■ Task goal
Print all records exactly, leaving nothing out.

(Figure data in JSON)
((

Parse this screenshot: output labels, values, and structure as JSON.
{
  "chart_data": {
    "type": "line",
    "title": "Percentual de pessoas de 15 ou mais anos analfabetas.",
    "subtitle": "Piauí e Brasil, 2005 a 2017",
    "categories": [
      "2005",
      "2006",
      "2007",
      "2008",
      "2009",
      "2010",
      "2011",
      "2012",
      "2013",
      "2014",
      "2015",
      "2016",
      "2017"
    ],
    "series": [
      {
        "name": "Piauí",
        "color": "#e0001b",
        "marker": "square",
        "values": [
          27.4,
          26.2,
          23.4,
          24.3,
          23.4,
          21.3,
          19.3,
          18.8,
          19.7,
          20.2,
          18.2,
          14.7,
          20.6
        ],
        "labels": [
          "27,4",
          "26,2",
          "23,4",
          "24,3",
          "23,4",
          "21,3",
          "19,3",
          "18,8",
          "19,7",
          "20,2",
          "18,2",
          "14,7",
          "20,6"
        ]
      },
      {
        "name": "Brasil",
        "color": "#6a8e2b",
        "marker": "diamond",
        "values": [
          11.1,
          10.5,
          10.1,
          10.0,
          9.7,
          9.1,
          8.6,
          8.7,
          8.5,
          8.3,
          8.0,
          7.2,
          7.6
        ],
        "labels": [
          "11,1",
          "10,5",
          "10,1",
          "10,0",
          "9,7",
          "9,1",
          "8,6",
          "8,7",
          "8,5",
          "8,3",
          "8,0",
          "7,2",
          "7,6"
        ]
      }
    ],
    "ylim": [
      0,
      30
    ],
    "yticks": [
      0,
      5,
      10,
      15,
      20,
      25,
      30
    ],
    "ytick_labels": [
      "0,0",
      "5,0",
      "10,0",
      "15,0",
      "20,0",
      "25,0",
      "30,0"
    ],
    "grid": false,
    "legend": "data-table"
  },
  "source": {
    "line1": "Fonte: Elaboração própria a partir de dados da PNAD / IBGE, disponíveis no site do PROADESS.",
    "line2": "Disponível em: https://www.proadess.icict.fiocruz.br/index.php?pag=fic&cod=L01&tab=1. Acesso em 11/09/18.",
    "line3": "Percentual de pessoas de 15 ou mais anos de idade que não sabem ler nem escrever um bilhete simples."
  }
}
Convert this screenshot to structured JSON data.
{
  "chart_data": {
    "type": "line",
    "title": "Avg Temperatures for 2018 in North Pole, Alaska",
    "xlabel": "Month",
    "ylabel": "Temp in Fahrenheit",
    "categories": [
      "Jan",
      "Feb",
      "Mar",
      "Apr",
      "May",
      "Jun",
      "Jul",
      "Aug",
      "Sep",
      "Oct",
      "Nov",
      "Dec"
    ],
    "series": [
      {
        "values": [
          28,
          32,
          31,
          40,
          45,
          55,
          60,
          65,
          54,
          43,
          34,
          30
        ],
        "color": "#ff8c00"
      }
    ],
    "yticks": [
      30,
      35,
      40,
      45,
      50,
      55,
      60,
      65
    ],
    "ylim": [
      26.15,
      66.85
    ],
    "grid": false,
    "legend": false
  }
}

))

■ Written reply
Parse this screenshot: output labels, values, and structure as JSON.
{
  "chart_data": {
    "type": "line",
    "title": "Percentual de pessoas de 15 ou mais anos analfabetas.",
    "subtitle": "Piauí e Brasil, 2005 a 2017",
    "categories": [
      "2005",
      "2006",
      "2007",
      "2008",
      "2009",
      "2010",
      "2011",
      "2012",
      "2013",
      "2014",
      "2015",
      "2016",
      "2017"
    ],
    "series": [
      {
        "name": "Piauí",
        "color": "#e0001b",
        "marker": "square",
        "values": [
          27.4,
          26.2,
          23.4,
          24.3,
          23.4,
          21.3,
          19.3,
          18.8,
          19.7,
          20.2,
          18.2,
          14.7,
          20.6
        ],
        "labels": [
          "27,4",
          "26,2",
          "23,4",
          "24,3",
          "23,4",
          "21,3",
          "19,3",
          "18,8",
          "19,7",
          "20,2",
          "18,2",
          "14,7",
          "20,6"
        ]
      },
      {
        "name": "Brasil",
        "color": "#6a8e2b",
        "marker": "diamond",
        "values": [
          11.1,
          10.5,
          10.1,
          10.0,
          9.7,
          9.1,
          8.6,
          8.7,
          8.5,
          8.3,
          8.0,
          7.2,
          7.6
        ],
        "labels": [
          "11,1",
          "10,5",
          "10,1",
          "10,0",
          "9,7",
          "9,1",
          "8,6",
          "8,7",
          "8,5",
          "8,3",
          "8,0",
          "7,2",
          "7,6"
        ]
      }
    ],
    "ylim": [
      0,
      30
    ],
    "yticks": [
      0,
      5,
      10,
      15,
      20,
      25,
      30
    ],
    "ytick_labels": [
      "0,0",
      "5,0",
      "10,0",
      "15,0",
      "20,0",
      "25,0",
      "30,0"
    ],
    "grid": false,
    "legend": "data-table"
  },
  "source": {
    "line1": "Fonte: Elaboração própria a partir de dados da PNAD / IBGE, disponíveis no site do PROADESS.",
    "line2": "Disponível em: https://www.proadess.icict.fiocruz.br/index.php?pag=fic&cod=L01&tab=1. Acesso em 11/09/18.",
    "line3": "Percentual de pessoas de 15 ou mais anos de idade que não sabem ler nem escrever um bilhete simples."
  }
}
Convert this screenshot to structured JSON data.
{
  "chart_data": {
    "type": "line",
    "title": "Avg Temperatures for 2018 in North Pole, Alaska",
    "xlabel": "Month",
    "ylabel": "Temp in Fahrenheit",
    "categories": [
      "Jan",
      "Feb",
      "Mar",
      "Apr",
      "May",
      "Jun",
      "Jul",
      "Aug",
      "Sep",
      "Oct",
      "Nov",
      "Dec"
    ],
    "series": [
      {
        "values": [
          28,
          32,
          31,
          40,
          45,
          55,
          60,
          65,
          54,
          43,
          34,
          30
        ],
        "color": "#ff8c00"
      }
    ],
    "yticks": [
      30,
      35,
      40,
      45,
      50,
      55,
      60,
      65
    ],
    "ylim": [
      26.15,
      66.85
    ],
    "grid": false,
    "legend": false
  }
}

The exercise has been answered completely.